**SET PROBLEM**.
Transcribe all the records exactly and omit any images they hold.

**MATERIAL FOR THE TASK**.
----------

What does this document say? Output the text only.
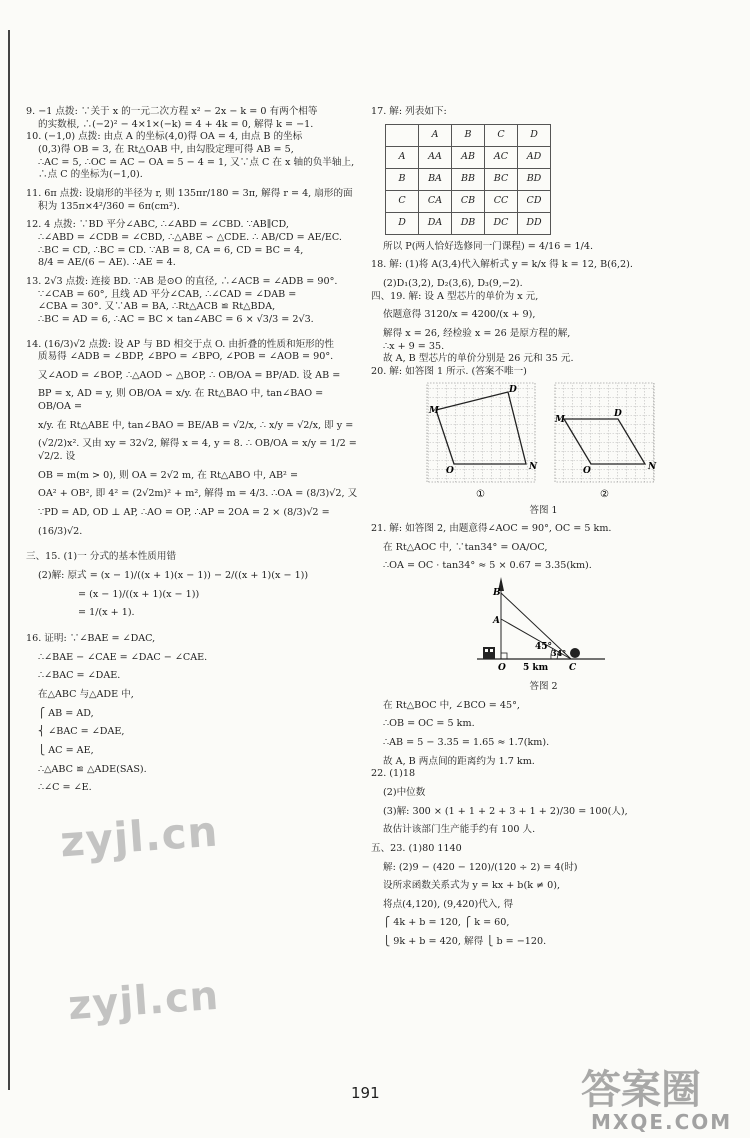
9. −1 点拨: ∵关于 x 的一元二次方程 x² − 2x − k = 0 有两个相等

的实数根, ∴(−2)² − 4×1×(−k) = 4 + 4k = 0, 解得 k = −1.

10. (−1,0) 点拨: 由点 A 的坐标(4,0)得 OA = 4, 由点 B 的坐标

(0,3)得 OB = 3, 在 Rt△OAB 中, 由勾股定理可得 AB = 5,

∴AC = 5, ∴OC = AC − OA = 5 − 4 = 1, 又∵点 C 在 x 轴的负半轴上,

∴点 C 的坐标为(−1,0).

11. 6π 点拨: 设扇形的半径为 r, 则 135πr/180 = 3π, 解得 r = 4, 扇形的面

积为 135π×4²/360 = 6π(cm²).

12. 4 点拨: ∵BD 平分∠ABC, ∴∠ABD = ∠CBD. ∵AB∥CD,

∴∠ABD = ∠CDB = ∠CBD, ∴△ABE ∽ △CDE. ∴ AB/CD = AE/EC.

∴BC = CD, ∴BC = CD. ∵AB = 8, CA = 6, CD = BC = 4,

8/4 = AE/(6 − AE). ∴AE = 4.

13. 2√3 点拨: 连接 BD. ∵AB 是⊙O 的直径, ∴∠ACB = ∠ADB = 90°.

∵∠CAB = 60°, 且线 AD 平分∠CAB, ∴∠CAD = ∠DAB =

∠CBA = 30°. 又∵AB = BA, ∴Rt△ACB ≌ Rt△BDA,

∴BC = AD = 6, ∴AC = BC × tan∠ABC = 6 × √3/3 = 2√3.

14. (16/3)√2 点拨: 设 AP 与 BD 相交于点 O. 由折叠的性质和矩形的性

质易得 ∠ADB = ∠BDP, ∠BPO = ∠BPO, ∠POB = ∠AOB = 90°.

又∠AOD = ∠BOP, ∴△AOD ∽ △BOP, ∴ OB/OA = BP/AD. 设 AB =

BP = x, AD = y, 则 OB/OA = x/y. 在 Rt△BAO 中, tan∠BAO = OB/OA =

x/y. 在 Rt△ABE 中, tan∠BAO = BE/AB = √2/x, ∴ x/y = √2/x, 即 y =

(√2/2)x². 又由 xy = 32√2, 解得 x = 4, y = 8. ∴ OB/OA = x/y = 1/2 = √2/2. 设

OB = m(m > 0), 则 OA = 2√2 m, 在 Rt△ABO 中, AB² =

OA² + OB², 即 4² = (2√2m)² + m², 解得 m = 4/3. ∴OA = (8/3)√2, 又

∵PD = AD, OD ⊥ AP, ∴AO = OP, ∴AP = 2OA = 2 × (8/3)√2 =

(16/3)√2.

三、15. (1)一 分式的基本性质用错

(2)解: 原式 = (x − 1)/((x + 1)(x − 1)) − 2/((x + 1)(x − 1))

= (x − 1)/((x + 1)(x − 1))

= 1/(x + 1).

16. 证明: ∵∠BAE = ∠DAC,

∴∠BAE − ∠CAE = ∠DAC − ∠CAE.

∴∠BAC = ∠DAE.

在△ABC 与△ADE 中,

⎧ AB = AD,

⎨ ∠BAC = ∠DAE,

⎩ AC = AE,

∴△ABC ≌ △ADE(SAS).

∴∠C = ∠E.

17. 解: 列表如下:

	A	B	C	D
A	AA	AB	AC	AD
B	BA	BB	BC	BD
C	CA	CB	CC	CD
D	DA	DB	DC	DD

所以 P(两人恰好选修同一门课程) = 4/16 = 1/4.

18. 解: (1)将 A(3,4)代入解析式 y = k/x 得 k = 12, B(6,2).

(2)D₁(3,2), D₂(3,6), D₃(9,−2).

四、19. 解: 设 A 型芯片的单价为 x 元,

依题意得 3120/x = 4200/(x + 9),

解得 x = 26, 经检验 x = 26 是原方程的解,

∴x + 9 = 35.

故 A, B 型芯片的单价分别是 26 元和 35 元.

20. 解: 如答图 1 所示. (答案不唯一)

M
D
O	N
D
M
O	N
①	②
答图 1

21. 解: 如答图 2, 由题意得∠AOC = 90°, OC = 5 km.

在 Rt△AOC 中, ∵tan34° = OA/OC,

∴OA = OC · tan34° ≈ 5 × 0.67 = 3.35(km).

B
A
45°
34°
O 5 km C
答图 2

在 Rt△BOC 中, ∠BCO = 45°,

∴OB = OC = 5 km.

∴AB = 5 − 3.35 = 1.65 ≈ 1.7(km).

故 A, B 两点间的距离约为 1.7 km.

22. (1)18

(2)中位数

(3)解: 300 × (1 + 1 + 2 + 3 + 1 + 2)/30 = 100(人),

故估计该部门生产能手约有 100 人.

五、23. (1)80 1140

解: (2)9 − (420 − 120)/(120 ÷ 2) = 4(时)

设所求函数关系式为 y = kx + b(k ≠ 0),

将点(4,120), (9,420)代入, 得

⎧ 4k + b = 120, ⎧ k = 60,

⎩ 9k + b = 420, 解得 ⎩ b = −120.

191
zyjl.cn
zyjl.cn
答案圈
MXQE.COM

----------

**EXERCISE OUTPUT**.
What does this document say? Output the text only.
9. −1 点拨: ∵关于 x 的一元二次方程 x² − 2x − k = 0 有两个相等

的实数根, ∴(−2)² − 4×1×(−k) = 4 + 4k = 0, 解得 k = −1.

10. (−1,0) 点拨: 由点 A 的坐标(4,0)得 OA = 4, 由点 B 的坐标

(0,3)得 OB = 3, 在 Rt△OAB 中, 由勾股定理可得 AB = 5,

∴AC = 5, ∴OC = AC − OA = 5 − 4 = 1, 又∵点 C 在 x 轴的负半轴上,

∴点 C 的坐标为(−1,0).

11. 6π 点拨: 设扇形的半径为 r, 则 135πr/180 = 3π, 解得 r = 4, 扇形的面

积为 135π×4²/360 = 6π(cm²).

12. 4 点拨: ∵BD 平分∠ABC, ∴∠ABD = ∠CBD. ∵AB∥CD,

∴∠ABD = ∠CDB = ∠CBD, ∴△ABE ∽ △CDE. ∴ AB/CD = AE/EC.

∴BC = CD, ∴BC = CD. ∵AB = 8, CA = 6, CD = BC = 4,

8/4 = AE/(6 − AE). ∴AE = 4.

13. 2√3 点拨: 连接 BD. ∵AB 是⊙O 的直径, ∴∠ACB = ∠ADB = 90°.

∵∠CAB = 60°, 且线 AD 平分∠CAB, ∴∠CAD = ∠DAB =

∠CBA = 30°. 又∵AB = BA, ∴Rt△ACB ≌ Rt△BDA,

∴BC = AD = 6, ∴AC = BC × tan∠ABC = 6 × √3/3 = 2√3.

14. (16/3)√2 点拨: 设 AP 与 BD 相交于点 O. 由折叠的性质和矩形的性

质易得 ∠ADB = ∠BDP, ∠BPO = ∠BPO, ∠POB = ∠AOB = 90°.

又∠AOD = ∠BOP, ∴△AOD ∽ △BOP, ∴ OB/OA = BP/AD. 设 AB =

BP = x, AD = y, 则 OB/OA = x/y. 在 Rt△BAO 中, tan∠BAO = OB/OA =

x/y. 在 Rt△ABE 中, tan∠BAO = BE/AB = √2/x, ∴ x/y = √2/x, 即 y =

(√2/2)x². 又由 xy = 32√2, 解得 x = 4, y = 8. ∴ OB/OA = x/y = 1/2 = √2/2. 设

OB = m(m > 0), 则 OA = 2√2 m, 在 Rt△ABO 中, AB² =

OA² + OB², 即 4² = (2√2m)² + m², 解得 m = 4/3. ∴OA = (8/3)√2, 又

∵PD = AD, OD ⊥ AP, ∴AO = OP, ∴AP = 2OA = 2 × (8/3)√2 =

(16/3)√2.

三、15. (1)一 分式的基本性质用错

(2)解: 原式 = (x − 1)/((x + 1)(x − 1)) − 2/((x + 1)(x − 1))

= (x − 1)/((x + 1)(x − 1))

= 1/(x + 1).

16. 证明: ∵∠BAE = ∠DAC,

∴∠BAE − ∠CAE = ∠DAC − ∠CAE.

∴∠BAC = ∠DAE.

在△ABC 与△ADE 中,

⎧ AB = AD,

⎨ ∠BAC = ∠DAE,

⎩ AC = AE,

∴△ABC ≌ △ADE(SAS).

∴∠C = ∠E.

17. 解: 列表如下:

	A	B	C	D
A	AA	AB	AC	AD
B	BA	BB	BC	BD
C	CA	CB	CC	CD
D	DA	DB	DC	DD

所以 P(两人恰好选修同一门课程) = 4/16 = 1/4.

18. 解: (1)将 A(3,4)代入解析式 y = k/x 得 k = 12, B(6,2).

(2)D₁(3,2), D₂(3,6), D₃(9,−2).

四、19. 解: 设 A 型芯片的单价为 x 元,

依题意得 3120/x = 4200/(x + 9),

解得 x = 26, 经检验 x = 26 是原方程的解,

∴x + 9 = 35.

故 A, B 型芯片的单价分别是 26 元和 35 元.

20. 解: 如答图 1 所示. (答案不唯一)

M
D
O	N
D
M
O	N
①	②
答图 1

21. 解: 如答图 2, 由题意得∠AOC = 90°, OC = 5 km.

在 Rt△AOC 中, ∵tan34° = OA/OC,

∴OA = OC · tan34° ≈ 5 × 0.67 = 3.35(km).

B
A
45°
34°
O 5 km C
答图 2

在 Rt△BOC 中, ∠BCO = 45°,

∴OB = OC = 5 km.

∴AB = 5 − 3.35 = 1.65 ≈ 1.7(km).

故 A, B 两点间的距离约为 1.7 km.

22. (1)18

(2)中位数

(3)解: 300 × (1 + 1 + 2 + 3 + 1 + 2)/30 = 100(人),

故估计该部门生产能手约有 100 人.

五、23. (1)80 1140

解: (2)9 − (420 − 120)/(120 ÷ 2) = 4(时)

设所求函数关系式为 y = kx + b(k ≠ 0),

将点(4,120), (9,420)代入, 得

⎧ 4k + b = 120, ⎧ k = 60,

⎩ 9k + b = 420, 解得 ⎩ b = −120.

191
zyjl.cn
zyjl.cn
答案圈
MXQE.COM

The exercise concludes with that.